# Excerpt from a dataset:

'''

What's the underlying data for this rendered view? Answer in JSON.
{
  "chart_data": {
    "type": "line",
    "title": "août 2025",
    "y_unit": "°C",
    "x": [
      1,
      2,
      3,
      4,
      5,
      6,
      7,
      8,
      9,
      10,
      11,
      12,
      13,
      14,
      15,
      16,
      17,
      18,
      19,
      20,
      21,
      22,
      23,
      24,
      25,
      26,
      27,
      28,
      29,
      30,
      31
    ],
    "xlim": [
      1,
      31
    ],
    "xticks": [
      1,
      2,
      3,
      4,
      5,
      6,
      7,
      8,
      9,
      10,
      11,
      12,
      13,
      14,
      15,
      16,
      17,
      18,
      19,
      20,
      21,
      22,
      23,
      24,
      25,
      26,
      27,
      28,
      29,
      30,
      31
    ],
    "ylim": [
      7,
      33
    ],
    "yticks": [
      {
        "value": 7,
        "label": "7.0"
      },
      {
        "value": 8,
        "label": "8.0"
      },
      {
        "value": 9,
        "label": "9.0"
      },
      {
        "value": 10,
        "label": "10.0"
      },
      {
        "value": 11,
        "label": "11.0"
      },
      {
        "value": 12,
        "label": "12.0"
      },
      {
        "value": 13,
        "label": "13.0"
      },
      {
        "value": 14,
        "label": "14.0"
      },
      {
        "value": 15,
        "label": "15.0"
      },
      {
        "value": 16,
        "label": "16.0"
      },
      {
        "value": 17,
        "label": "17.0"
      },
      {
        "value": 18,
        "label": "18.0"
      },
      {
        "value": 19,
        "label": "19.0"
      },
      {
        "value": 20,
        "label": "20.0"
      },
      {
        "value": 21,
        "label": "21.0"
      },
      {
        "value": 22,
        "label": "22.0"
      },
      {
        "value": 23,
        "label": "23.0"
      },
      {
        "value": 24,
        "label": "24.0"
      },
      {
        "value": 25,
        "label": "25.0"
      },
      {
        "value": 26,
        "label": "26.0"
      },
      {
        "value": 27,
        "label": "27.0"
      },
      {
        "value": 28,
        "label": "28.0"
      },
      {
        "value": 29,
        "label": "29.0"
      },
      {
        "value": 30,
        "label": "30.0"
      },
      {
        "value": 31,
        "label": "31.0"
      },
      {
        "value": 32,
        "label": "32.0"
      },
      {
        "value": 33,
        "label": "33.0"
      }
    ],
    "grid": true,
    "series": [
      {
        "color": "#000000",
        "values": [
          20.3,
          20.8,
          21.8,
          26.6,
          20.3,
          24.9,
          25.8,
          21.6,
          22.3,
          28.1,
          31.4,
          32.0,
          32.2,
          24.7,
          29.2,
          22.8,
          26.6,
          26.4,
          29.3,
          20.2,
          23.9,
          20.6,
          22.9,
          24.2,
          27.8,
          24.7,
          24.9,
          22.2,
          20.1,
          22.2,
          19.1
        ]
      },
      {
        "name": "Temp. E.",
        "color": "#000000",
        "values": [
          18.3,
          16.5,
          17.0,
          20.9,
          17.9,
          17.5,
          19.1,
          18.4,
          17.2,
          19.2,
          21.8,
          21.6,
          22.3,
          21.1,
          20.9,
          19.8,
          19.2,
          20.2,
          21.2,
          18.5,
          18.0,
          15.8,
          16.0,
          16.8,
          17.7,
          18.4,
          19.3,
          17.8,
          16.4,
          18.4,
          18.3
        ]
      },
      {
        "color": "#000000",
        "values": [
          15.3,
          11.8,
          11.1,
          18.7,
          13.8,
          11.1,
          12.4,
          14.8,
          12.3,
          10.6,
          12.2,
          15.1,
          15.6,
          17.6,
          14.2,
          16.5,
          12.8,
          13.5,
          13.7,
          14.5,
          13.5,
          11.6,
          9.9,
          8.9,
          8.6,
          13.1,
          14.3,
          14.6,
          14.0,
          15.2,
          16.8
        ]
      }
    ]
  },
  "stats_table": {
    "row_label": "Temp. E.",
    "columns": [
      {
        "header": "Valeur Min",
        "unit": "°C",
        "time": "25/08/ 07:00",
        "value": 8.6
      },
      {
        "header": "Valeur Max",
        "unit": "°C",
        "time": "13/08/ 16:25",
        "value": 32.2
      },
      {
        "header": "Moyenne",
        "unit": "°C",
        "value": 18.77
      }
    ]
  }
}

'''

# To be done:
Copy out every line that includes the word "Valeur".

# Correct result:
        "header": "Valeur Min",
        "header": "Valeur Max",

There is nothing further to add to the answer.